## begin Data rows
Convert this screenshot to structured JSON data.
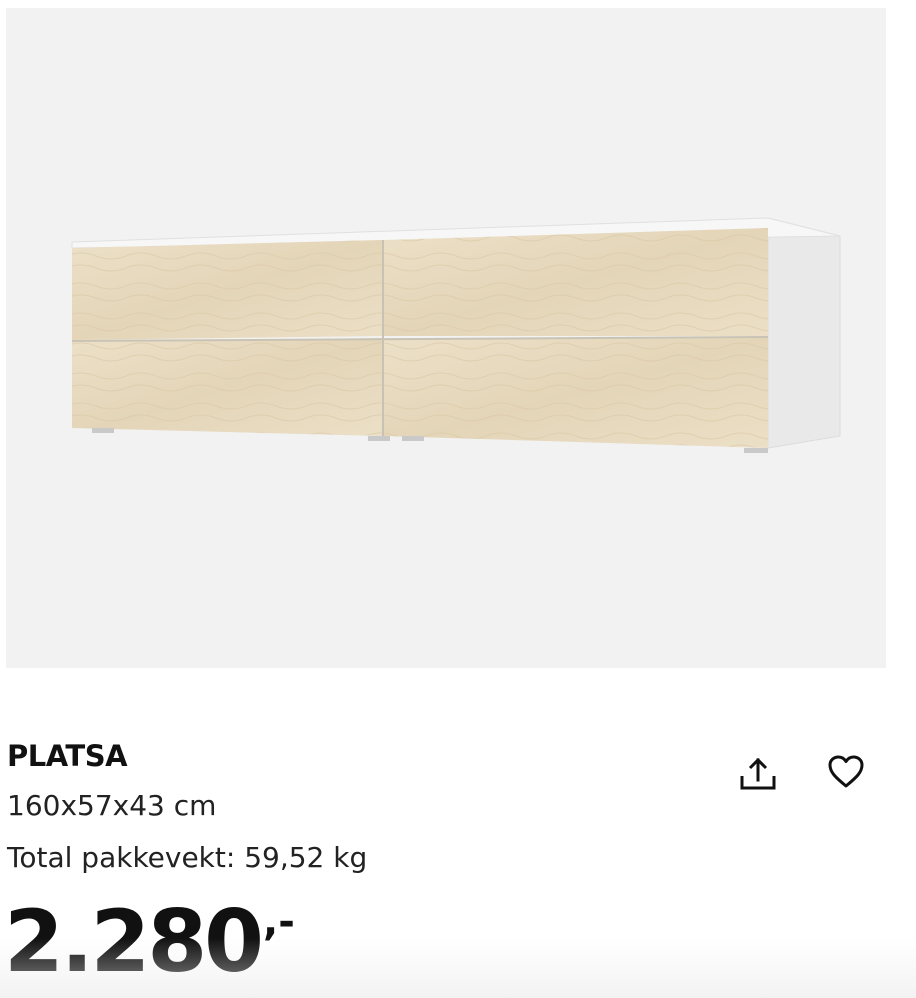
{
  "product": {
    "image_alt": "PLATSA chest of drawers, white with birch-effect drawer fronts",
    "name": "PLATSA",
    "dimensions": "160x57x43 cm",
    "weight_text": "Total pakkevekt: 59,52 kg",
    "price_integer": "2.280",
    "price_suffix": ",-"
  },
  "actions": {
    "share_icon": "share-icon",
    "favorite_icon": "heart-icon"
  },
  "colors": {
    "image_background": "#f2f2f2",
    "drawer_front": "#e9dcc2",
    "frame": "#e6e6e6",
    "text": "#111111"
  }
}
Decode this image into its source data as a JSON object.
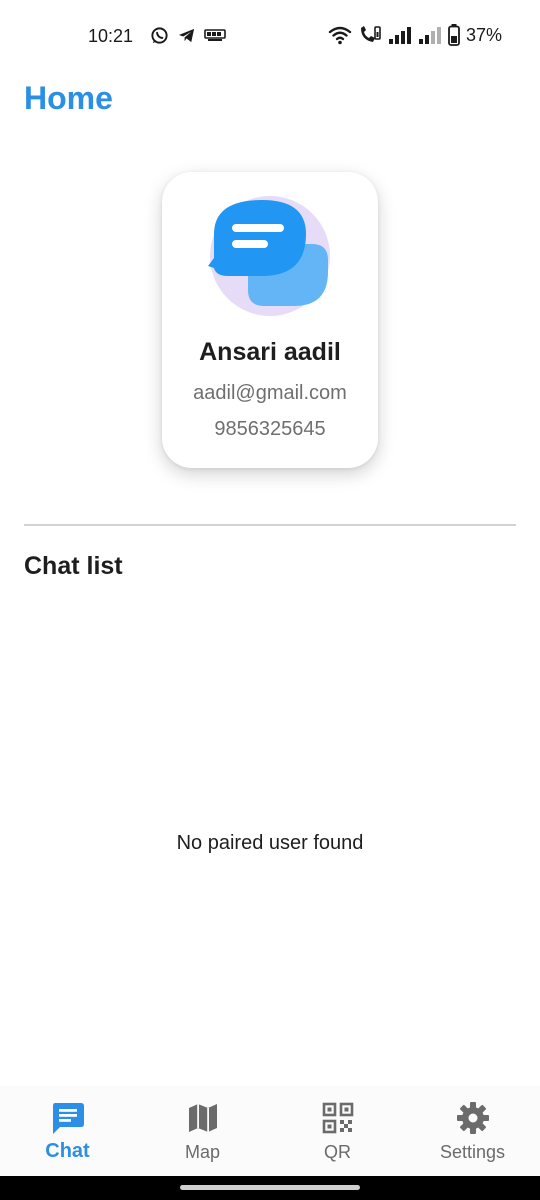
## end Data rows
## begin Data rows
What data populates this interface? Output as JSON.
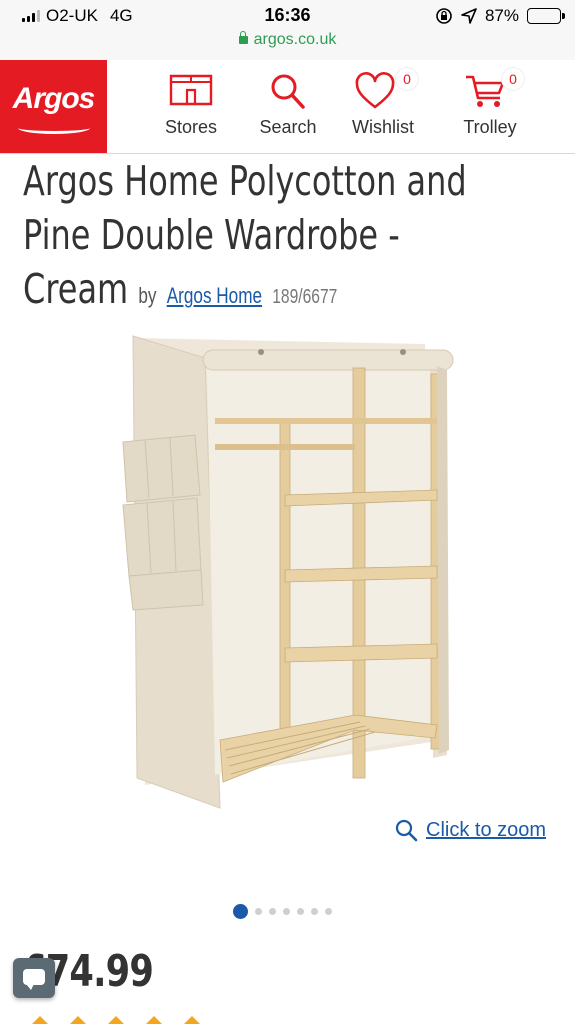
## end Data rows
→ **Instructions for the task**: Using the data above, set down each line from the line with "Convert this screenshot" to the line with "Decode this image" exactly, both ends included, and leave the pictures behind. Nothing else belongs.

→ **Solution for this task**:
Convert this screenshot to structured JSON data.
{
  "product": {
    "image_alt": "PLATSA chest of drawers, white with birch-effect drawer fronts",
    "name": "PLATSA",
    "dimensions": "160x57x43 cm",
    "weight_text": "Total pakkevekt: 59,52 kg",
    "price_integer": "2.280",
    "price_suffix": ",-"
  },
  "actions": {
    "share_icon": "share-icon",
    "favorite_icon": "heart-icon"
  },
  "colors": {
    "image_background": "#f2f2f2",
    "drawer_front": "#e9dcc2",
    "frame": "#e6e6e6",
    "text": "#111111"
  }
}
Decode this image into its source data as a JSON object.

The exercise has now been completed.